(Saved entries)
__________

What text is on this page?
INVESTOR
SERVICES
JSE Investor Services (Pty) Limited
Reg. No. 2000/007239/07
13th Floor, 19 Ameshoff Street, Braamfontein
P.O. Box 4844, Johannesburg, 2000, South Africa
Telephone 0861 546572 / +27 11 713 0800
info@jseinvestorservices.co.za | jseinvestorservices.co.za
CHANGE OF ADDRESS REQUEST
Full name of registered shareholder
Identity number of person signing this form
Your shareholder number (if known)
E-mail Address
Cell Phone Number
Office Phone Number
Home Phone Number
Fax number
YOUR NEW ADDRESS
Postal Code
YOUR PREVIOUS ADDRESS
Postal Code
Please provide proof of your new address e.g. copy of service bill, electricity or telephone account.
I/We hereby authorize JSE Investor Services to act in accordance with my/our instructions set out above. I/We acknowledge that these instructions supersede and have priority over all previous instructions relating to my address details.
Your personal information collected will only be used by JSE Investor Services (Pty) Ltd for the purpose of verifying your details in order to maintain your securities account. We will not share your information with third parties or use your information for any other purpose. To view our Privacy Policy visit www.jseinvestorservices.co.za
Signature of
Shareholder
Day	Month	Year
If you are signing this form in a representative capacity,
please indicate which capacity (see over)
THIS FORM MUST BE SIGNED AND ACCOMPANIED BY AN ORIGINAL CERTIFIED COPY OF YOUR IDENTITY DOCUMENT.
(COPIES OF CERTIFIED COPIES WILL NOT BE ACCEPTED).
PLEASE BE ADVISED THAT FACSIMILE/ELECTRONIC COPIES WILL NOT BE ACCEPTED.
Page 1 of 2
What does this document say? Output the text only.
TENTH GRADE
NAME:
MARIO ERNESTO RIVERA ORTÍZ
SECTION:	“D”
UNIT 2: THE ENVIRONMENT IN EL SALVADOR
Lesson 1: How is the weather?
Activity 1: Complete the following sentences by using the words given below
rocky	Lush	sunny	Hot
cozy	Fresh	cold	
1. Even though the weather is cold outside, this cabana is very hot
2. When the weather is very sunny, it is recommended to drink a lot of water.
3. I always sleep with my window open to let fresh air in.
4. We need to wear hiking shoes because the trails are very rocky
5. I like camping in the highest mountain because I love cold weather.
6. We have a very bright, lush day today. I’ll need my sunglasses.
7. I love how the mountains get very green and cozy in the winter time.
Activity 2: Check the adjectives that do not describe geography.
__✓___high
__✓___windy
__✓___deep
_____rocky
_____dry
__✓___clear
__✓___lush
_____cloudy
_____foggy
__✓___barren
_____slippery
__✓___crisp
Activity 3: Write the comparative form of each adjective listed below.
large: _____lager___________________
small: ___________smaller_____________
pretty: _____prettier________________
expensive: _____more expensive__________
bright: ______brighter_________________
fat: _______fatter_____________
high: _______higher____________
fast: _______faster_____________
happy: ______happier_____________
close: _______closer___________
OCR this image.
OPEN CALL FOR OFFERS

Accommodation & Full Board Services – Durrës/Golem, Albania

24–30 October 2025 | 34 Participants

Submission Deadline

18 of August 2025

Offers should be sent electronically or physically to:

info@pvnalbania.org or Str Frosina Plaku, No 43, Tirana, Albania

__________

> Task
Repeat the material above in full, keeping every word.

> Result
What text is on this page?
INVESTOR
SERVICES
JSE Investor Services (Pty) Limited
Reg. No. 2000/007239/07
13th Floor, 19 Ameshoff Street, Braamfontein
P.O. Box 4844, Johannesburg, 2000, South Africa
Telephone 0861 546572 / +27 11 713 0800
info@jseinvestorservices.co.za | jseinvestorservices.co.za
CHANGE OF ADDRESS REQUEST
Full name of registered shareholder
Identity number of person signing this form
Your shareholder number (if known)
E-mail Address
Cell Phone Number
Office Phone Number
Home Phone Number
Fax number
YOUR NEW ADDRESS
Postal Code
YOUR PREVIOUS ADDRESS
Postal Code
Please provide proof of your new address e.g. copy of service bill, electricity or telephone account.
I/We hereby authorize JSE Investor Services to act in accordance with my/our instructions set out above. I/We acknowledge that these instructions supersede and have priority over all previous instructions relating to my address details.
Your personal information collected will only be used by JSE Investor Services (Pty) Ltd for the purpose of verifying your details in order to maintain your securities account. We will not share your information with third parties or use your information for any other purpose. To view our Privacy Policy visit www.jseinvestorservices.co.za
Signature of
Shareholder
Day	Month	Year
If you are signing this form in a representative capacity,
please indicate which capacity (see over)
THIS FORM MUST BE SIGNED AND ACCOMPANIED BY AN ORIGINAL CERTIFIED COPY OF YOUR IDENTITY DOCUMENT.
(COPIES OF CERTIFIED COPIES WILL NOT BE ACCEPTED).
PLEASE BE ADVISED THAT FACSIMILE/ELECTRONIC COPIES WILL NOT BE ACCEPTED.
Page 1 of 2
What does this document say? Output the text only.
TENTH GRADE
NAME:
MARIO ERNESTO RIVERA ORTÍZ
SECTION:	“D”
UNIT 2: THE ENVIRONMENT IN EL SALVADOR
Lesson 1: How is the weather?
Activity 1: Complete the following sentences by using the words given below
rocky	Lush	sunny	Hot
cozy	Fresh	cold	
1. Even though the weather is cold outside, this cabana is very hot
2. When the weather is very sunny, it is recommended to drink a lot of water.
3. I always sleep with my window open to let fresh air in.
4. We need to wear hiking shoes because the trails are very rocky
5. I like camping in the highest mountain because I love cold weather.
6. We have a very bright, lush day today. I’ll need my sunglasses.
7. I love how the mountains get very green and cozy in the winter time.
Activity 2: Check the adjectives that do not describe geography.
__✓___high
__✓___windy
__✓___deep
_____rocky
_____dry
__✓___clear
__✓___lush
_____cloudy
_____foggy
__✓___barren
_____slippery
__✓___crisp
Activity 3: Write the comparative form of each adjective listed below.
large: _____lager___________________
small: ___________smaller_____________
pretty: _____prettier________________
expensive: _____more expensive__________
bright: ______brighter_________________
fat: _______fatter_____________
high: _______higher____________
fast: _______faster_____________
happy: ______happier_____________
close: _______closer___________
OCR this image.
OPEN CALL FOR OFFERS

Accommodation & Full Board Services – Durrës/Golem, Albania

24–30 October 2025 | 34 Participants

Submission Deadline

18 of August 2025

Offers should be sent electronically or physically to:

info@pvnalbania.org or Str Frosina Plaku, No 43, Tirana, Albania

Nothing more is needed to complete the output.